- Goal of the exercise
Filter out everything except lines holding "content".

-- START OF Material supplied --

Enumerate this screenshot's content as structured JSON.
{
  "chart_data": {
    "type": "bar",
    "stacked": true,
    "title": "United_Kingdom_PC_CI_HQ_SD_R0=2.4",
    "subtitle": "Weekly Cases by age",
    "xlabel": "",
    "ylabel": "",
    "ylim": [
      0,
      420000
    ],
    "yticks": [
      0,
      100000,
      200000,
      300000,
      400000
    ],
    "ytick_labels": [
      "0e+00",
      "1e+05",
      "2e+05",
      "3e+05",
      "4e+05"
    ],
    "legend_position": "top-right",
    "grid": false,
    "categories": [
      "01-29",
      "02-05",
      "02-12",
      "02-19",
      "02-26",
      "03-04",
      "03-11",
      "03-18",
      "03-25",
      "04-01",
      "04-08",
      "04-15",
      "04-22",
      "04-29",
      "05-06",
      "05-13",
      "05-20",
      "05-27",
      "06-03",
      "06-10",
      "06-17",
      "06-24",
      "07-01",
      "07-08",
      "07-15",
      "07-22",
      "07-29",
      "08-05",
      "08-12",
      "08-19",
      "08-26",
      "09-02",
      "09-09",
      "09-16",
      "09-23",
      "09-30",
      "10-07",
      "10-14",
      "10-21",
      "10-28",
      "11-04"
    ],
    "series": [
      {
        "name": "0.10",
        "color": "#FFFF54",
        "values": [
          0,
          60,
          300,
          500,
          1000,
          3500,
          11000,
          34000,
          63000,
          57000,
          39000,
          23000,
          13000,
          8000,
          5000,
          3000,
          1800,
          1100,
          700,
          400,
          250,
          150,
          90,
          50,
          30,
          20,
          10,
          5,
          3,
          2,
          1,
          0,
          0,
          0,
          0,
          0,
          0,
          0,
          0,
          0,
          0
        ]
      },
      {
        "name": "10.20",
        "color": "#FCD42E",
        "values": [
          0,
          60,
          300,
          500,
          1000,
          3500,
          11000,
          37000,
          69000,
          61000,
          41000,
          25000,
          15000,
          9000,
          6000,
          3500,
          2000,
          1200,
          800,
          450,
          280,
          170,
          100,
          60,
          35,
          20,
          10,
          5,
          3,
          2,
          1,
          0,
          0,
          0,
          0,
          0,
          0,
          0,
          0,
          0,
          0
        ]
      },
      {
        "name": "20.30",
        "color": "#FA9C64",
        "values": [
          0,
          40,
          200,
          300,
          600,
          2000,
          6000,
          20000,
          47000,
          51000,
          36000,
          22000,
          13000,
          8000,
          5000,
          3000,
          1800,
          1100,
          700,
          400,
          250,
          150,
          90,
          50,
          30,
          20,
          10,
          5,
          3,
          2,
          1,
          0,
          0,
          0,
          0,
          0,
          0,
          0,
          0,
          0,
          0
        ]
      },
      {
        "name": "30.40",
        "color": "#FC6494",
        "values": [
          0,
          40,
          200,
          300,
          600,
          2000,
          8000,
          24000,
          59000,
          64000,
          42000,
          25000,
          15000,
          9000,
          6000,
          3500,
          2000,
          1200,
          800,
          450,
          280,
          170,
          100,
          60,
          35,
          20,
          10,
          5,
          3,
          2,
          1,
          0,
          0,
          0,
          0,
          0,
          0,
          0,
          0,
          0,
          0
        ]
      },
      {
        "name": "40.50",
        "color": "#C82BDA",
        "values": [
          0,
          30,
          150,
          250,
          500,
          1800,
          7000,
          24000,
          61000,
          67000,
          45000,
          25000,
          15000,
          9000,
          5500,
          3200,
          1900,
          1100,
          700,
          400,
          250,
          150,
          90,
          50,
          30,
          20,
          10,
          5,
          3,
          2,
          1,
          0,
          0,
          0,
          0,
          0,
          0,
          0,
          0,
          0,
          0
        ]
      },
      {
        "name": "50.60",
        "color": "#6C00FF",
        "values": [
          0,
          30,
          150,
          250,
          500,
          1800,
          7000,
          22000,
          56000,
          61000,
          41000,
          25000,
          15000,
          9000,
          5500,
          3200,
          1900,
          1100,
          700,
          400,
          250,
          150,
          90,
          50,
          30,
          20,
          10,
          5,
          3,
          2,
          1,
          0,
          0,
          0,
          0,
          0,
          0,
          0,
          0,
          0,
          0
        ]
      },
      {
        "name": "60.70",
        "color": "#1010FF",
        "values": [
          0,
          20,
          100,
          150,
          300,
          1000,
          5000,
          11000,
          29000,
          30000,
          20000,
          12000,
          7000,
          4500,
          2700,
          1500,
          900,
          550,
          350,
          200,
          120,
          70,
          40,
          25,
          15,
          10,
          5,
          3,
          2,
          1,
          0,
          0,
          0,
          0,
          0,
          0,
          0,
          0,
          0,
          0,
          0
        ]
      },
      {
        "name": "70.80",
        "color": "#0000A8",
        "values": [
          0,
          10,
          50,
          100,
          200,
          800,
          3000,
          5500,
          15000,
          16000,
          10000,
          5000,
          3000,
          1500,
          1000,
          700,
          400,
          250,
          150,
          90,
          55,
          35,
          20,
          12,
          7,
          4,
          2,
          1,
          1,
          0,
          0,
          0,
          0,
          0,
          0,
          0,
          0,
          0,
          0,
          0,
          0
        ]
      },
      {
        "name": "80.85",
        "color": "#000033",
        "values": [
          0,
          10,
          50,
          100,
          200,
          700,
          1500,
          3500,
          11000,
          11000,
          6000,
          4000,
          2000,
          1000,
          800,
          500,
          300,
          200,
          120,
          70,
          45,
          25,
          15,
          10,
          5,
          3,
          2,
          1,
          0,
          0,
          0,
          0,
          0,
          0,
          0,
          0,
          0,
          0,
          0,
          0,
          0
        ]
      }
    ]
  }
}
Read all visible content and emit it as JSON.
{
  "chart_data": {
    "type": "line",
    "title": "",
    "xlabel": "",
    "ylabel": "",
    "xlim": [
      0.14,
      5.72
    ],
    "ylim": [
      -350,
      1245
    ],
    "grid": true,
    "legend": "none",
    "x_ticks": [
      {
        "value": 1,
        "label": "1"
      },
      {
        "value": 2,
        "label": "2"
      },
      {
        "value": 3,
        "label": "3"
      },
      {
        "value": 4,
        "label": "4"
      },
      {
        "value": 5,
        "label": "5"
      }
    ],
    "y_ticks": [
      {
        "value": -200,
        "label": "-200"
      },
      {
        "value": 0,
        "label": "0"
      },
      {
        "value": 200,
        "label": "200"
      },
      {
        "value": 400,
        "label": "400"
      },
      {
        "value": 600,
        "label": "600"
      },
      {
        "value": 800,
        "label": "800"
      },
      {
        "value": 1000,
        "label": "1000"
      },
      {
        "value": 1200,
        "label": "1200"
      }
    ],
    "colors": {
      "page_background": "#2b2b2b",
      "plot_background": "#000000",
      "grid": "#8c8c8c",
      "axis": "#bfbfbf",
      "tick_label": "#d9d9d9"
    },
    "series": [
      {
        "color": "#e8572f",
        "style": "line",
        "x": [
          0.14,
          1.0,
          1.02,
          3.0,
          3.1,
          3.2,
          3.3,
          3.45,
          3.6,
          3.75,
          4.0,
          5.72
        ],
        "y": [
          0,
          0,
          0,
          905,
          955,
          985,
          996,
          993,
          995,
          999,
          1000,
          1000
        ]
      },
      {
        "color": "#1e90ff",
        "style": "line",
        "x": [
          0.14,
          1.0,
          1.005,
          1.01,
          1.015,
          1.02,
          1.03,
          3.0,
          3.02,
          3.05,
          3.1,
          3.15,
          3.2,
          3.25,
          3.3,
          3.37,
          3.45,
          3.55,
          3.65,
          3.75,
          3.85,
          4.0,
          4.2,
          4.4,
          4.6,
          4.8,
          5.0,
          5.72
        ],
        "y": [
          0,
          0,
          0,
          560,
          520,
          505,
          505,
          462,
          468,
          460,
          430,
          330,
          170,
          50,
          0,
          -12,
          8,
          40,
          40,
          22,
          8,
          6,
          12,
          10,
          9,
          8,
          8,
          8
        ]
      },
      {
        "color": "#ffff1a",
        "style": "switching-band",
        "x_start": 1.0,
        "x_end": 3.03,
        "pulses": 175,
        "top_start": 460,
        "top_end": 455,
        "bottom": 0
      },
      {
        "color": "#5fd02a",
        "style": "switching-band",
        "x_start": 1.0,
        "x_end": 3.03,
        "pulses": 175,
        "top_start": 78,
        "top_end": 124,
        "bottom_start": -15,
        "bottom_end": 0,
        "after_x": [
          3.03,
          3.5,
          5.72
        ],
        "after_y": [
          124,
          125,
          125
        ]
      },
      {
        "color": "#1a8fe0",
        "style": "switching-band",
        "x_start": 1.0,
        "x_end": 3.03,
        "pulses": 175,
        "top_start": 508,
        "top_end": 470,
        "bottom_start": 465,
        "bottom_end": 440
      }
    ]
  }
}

-- END OF Material supplied --

- Result
Enumerate this screenshot's content as structured JSON.
Read all visible content and emit it as JSON.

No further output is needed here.